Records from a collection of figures
** BEGIN **
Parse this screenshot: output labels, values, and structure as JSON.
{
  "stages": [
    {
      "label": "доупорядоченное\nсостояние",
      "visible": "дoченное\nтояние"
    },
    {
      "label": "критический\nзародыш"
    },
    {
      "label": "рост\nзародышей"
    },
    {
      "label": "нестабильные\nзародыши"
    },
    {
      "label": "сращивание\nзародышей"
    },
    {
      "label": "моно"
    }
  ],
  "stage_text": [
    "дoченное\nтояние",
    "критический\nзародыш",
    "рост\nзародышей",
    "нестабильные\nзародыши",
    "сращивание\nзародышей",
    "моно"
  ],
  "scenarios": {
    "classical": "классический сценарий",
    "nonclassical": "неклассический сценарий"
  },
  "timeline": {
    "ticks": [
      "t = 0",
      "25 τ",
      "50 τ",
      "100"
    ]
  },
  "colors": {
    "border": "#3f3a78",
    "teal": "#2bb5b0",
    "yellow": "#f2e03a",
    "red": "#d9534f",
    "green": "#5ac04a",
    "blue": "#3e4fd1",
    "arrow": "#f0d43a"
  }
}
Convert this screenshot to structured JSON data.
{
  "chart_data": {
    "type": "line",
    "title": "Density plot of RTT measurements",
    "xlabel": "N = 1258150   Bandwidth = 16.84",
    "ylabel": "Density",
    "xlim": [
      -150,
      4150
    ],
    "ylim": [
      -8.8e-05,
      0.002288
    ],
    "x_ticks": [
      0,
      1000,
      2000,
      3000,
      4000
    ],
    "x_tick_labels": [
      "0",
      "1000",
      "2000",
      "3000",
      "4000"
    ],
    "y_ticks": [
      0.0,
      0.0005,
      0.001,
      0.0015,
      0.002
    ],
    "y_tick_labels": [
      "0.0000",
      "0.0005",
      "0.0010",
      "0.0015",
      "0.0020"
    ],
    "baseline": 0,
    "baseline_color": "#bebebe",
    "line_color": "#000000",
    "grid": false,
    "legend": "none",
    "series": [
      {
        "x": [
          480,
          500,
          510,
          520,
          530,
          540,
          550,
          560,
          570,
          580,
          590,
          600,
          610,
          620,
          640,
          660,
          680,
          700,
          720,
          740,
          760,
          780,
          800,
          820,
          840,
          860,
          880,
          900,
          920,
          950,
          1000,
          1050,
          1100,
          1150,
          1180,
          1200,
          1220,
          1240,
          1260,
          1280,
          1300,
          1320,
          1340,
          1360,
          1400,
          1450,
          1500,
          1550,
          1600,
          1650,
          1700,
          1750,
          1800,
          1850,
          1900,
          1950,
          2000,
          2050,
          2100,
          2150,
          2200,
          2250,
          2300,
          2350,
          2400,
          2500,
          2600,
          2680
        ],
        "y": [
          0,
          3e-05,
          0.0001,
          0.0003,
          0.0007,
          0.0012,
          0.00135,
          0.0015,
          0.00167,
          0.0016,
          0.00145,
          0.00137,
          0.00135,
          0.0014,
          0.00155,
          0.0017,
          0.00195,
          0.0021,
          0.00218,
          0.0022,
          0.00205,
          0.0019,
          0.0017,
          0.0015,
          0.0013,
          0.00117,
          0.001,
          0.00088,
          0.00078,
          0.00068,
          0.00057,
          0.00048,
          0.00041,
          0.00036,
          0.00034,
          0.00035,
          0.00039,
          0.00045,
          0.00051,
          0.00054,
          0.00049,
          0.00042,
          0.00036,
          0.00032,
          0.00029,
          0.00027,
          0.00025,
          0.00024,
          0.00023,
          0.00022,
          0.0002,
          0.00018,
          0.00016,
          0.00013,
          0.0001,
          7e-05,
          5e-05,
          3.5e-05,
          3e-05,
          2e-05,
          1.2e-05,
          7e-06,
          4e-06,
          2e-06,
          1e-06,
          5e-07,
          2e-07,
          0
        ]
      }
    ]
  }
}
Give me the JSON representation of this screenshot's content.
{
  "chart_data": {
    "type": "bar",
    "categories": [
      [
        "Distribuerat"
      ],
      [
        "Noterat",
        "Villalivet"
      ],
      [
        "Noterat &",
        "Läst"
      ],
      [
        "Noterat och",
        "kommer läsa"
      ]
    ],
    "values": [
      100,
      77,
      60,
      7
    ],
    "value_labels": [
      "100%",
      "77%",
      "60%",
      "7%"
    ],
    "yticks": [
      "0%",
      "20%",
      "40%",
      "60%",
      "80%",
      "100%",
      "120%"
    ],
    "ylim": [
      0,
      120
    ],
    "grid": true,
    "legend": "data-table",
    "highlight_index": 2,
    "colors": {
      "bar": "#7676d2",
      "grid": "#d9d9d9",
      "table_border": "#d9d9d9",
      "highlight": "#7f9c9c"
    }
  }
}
** END **
What you are asked to do: Quote each line of the data above exactly as written.

Written reply:
Parse this screenshot: output labels, values, and structure as JSON.
{
  "stages": [
    {
      "label": "доупорядоченное\nсостояние",
      "visible": "дoченное\nтояние"
    },
    {
      "label": "критический\nзародыш"
    },
    {
      "label": "рост\nзародышей"
    },
    {
      "label": "нестабильные\nзародыши"
    },
    {
      "label": "сращивание\nзародышей"
    },
    {
      "label": "моно"
    }
  ],
  "stage_text": [
    "дoченное\nтояние",
    "критический\nзародыш",
    "рост\nзародышей",
    "нестабильные\nзародыши",
    "сращивание\nзародышей",
    "моно"
  ],
  "scenarios": {
    "classical": "классический сценарий",
    "nonclassical": "неклассический сценарий"
  },
  "timeline": {
    "ticks": [
      "t = 0",
      "25 τ",
      "50 τ",
      "100"
    ]
  },
  "colors": {
    "border": "#3f3a78",
    "teal": "#2bb5b0",
    "yellow": "#f2e03a",
    "red": "#d9534f",
    "green": "#5ac04a",
    "blue": "#3e4fd1",
    "arrow": "#f0d43a"
  }
}
Convert this screenshot to structured JSON data.
{
  "chart_data": {
    "type": "line",
    "title": "Density plot of RTT measurements",
    "xlabel": "N = 1258150   Bandwidth = 16.84",
    "ylabel": "Density",
    "xlim": [
      -150,
      4150
    ],
    "ylim": [
      -8.8e-05,
      0.002288
    ],
    "x_ticks": [
      0,
      1000,
      2000,
      3000,
      4000
    ],
    "x_tick_labels": [
      "0",
      "1000",
      "2000",
      "3000",
      "4000"
    ],
    "y_ticks": [
      0.0,
      0.0005,
      0.001,
      0.0015,
      0.002
    ],
    "y_tick_labels": [
      "0.0000",
      "0.0005",
      "0.0010",
      "0.0015",
      "0.0020"
    ],
    "baseline": 0,
    "baseline_color": "#bebebe",
    "line_color": "#000000",
    "grid": false,
    "legend": "none",
    "series": [
      {
        "x": [
          480,
          500,
          510,
          520,
          530,
          540,
          550,
          560,
          570,
          580,
          590,
          600,
          610,
          620,
          640,
          660,
          680,
          700,
          720,
          740,
          760,
          780,
          800,
          820,
          840,
          860,
          880,
          900,
          920,
          950,
          1000,
          1050,
          1100,
          1150,
          1180,
          1200,
          1220,
          1240,
          1260,
          1280,
          1300,
          1320,
          1340,
          1360,
          1400,
          1450,
          1500,
          1550,
          1600,
          1650,
          1700,
          1750,
          1800,
          1850,
          1900,
          1950,
          2000,
          2050,
          2100,
          2150,
          2200,
          2250,
          2300,
          2350,
          2400,
          2500,
          2600,
          2680
        ],
        "y": [
          0,
          3e-05,
          0.0001,
          0.0003,
          0.0007,
          0.0012,
          0.00135,
          0.0015,
          0.00167,
          0.0016,
          0.00145,
          0.00137,
          0.00135,
          0.0014,
          0.00155,
          0.0017,
          0.00195,
          0.0021,
          0.00218,
          0.0022,
          0.00205,
          0.0019,
          0.0017,
          0.0015,
          0.0013,
          0.00117,
          0.001,
          0.00088,
          0.00078,
          0.00068,
          0.00057,
          0.00048,
          0.00041,
          0.00036,
          0.00034,
          0.00035,
          0.00039,
          0.00045,
          0.00051,
          0.00054,
          0.00049,
          0.00042,
          0.00036,
          0.00032,
          0.00029,
          0.00027,
          0.00025,
          0.00024,
          0.00023,
          0.00022,
          0.0002,
          0.00018,
          0.00016,
          0.00013,
          0.0001,
          7e-05,
          5e-05,
          3.5e-05,
          3e-05,
          2e-05,
          1.2e-05,
          7e-06,
          4e-06,
          2e-06,
          1e-06,
          5e-07,
          2e-07,
          0
        ]
      }
    ]
  }
}
Give me the JSON representation of this screenshot's content.
{
  "chart_data": {
    "type": "bar",
    "categories": [
      [
        "Distribuerat"
      ],
      [
        "Noterat",
        "Villalivet"
      ],
      [
        "Noterat &",
        "Läst"
      ],
      [
        "Noterat och",
        "kommer läsa"
      ]
    ],
    "values": [
      100,
      77,
      60,
      7
    ],
    "value_labels": [
      "100%",
      "77%",
      "60%",
      "7%"
    ],
    "yticks": [
      "0%",
      "20%",
      "40%",
      "60%",
      "80%",
      "100%",
      "120%"
    ],
    "ylim": [
      0,
      120
    ],
    "grid": true,
    "legend": "data-table",
    "highlight_index": 2,
    "colors": {
      "bar": "#7676d2",
      "grid": "#d9d9d9",
      "table_border": "#d9d9d9",
      "highlight": "#7f9c9c"
    }
  }
}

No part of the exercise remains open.